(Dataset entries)
____________

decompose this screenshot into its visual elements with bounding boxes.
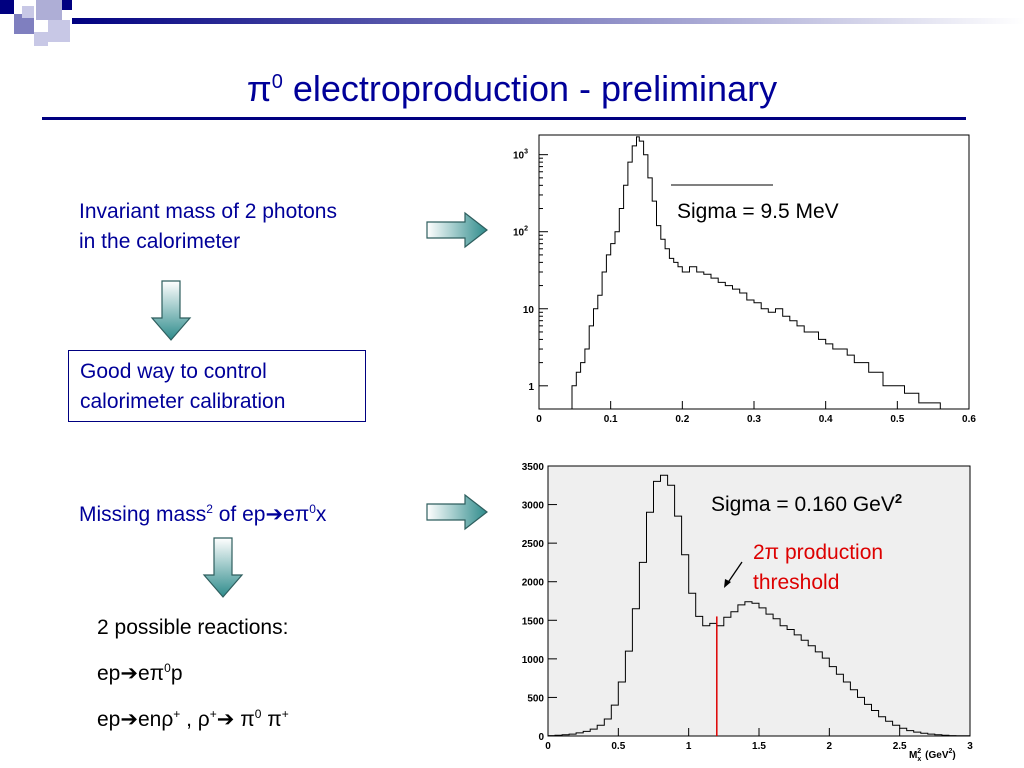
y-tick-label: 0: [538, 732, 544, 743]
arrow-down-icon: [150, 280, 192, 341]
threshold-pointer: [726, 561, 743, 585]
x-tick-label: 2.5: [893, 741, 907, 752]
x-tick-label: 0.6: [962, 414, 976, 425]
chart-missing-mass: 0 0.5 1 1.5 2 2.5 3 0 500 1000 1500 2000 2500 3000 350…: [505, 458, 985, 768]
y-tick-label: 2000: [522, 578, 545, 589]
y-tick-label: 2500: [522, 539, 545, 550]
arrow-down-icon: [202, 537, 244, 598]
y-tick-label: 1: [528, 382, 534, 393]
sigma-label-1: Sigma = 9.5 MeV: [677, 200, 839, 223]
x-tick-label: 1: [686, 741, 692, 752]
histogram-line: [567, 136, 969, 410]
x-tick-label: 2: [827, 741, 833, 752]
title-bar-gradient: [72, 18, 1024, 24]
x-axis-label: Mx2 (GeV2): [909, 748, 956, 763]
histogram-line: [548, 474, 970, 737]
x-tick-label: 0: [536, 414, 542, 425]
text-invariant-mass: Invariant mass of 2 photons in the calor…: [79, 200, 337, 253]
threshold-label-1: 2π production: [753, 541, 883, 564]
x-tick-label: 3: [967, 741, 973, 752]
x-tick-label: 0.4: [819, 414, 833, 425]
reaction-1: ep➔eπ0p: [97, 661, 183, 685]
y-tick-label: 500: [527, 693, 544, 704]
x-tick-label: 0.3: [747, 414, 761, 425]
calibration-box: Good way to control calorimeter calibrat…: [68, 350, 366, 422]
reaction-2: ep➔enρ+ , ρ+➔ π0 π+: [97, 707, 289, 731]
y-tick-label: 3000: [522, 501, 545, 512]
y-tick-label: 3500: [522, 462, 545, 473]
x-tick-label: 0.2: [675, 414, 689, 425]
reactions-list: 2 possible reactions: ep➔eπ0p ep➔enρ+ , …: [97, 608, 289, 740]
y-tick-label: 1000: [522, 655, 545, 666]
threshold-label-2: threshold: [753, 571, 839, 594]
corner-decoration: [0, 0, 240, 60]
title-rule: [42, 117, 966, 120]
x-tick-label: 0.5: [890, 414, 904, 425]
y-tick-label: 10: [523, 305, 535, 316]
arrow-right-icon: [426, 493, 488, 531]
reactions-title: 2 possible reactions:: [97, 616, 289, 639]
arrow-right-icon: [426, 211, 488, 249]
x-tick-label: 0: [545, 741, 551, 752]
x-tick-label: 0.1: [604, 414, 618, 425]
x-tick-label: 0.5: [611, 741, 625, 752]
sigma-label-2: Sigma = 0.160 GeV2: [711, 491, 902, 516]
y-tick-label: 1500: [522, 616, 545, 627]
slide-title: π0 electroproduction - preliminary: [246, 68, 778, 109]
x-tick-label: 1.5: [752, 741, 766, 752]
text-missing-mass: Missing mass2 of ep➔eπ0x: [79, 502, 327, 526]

____________

Task requirements: Copy out the lines of the material above, everything from the line containing "y-tick-label: 0: [538, 732, 544, 743]" down to the line containing "y-tick-label: 2500: [522, 539, 545, 550]", with no changes.

Answer to this exercise:
y-tick-label: 0: [538, 732, 544, 743]
arrow-down-icon: [150, 280, 192, 341]
threshold-pointer: [726, 561, 743, 585]
x-tick-label: 2.5: [893, 741, 907, 752]
x-tick-label: 0.6: [962, 414, 976, 425]
chart-missing-mass: 0 0.5 1 1.5 2 2.5 3 0 500 1000 1500 2000 2500 3000 350…: [505, 458, 985, 768]
y-tick-label: 2000: [522, 578, 545, 589]
y-tick-label: 2500: [522, 539, 545, 550]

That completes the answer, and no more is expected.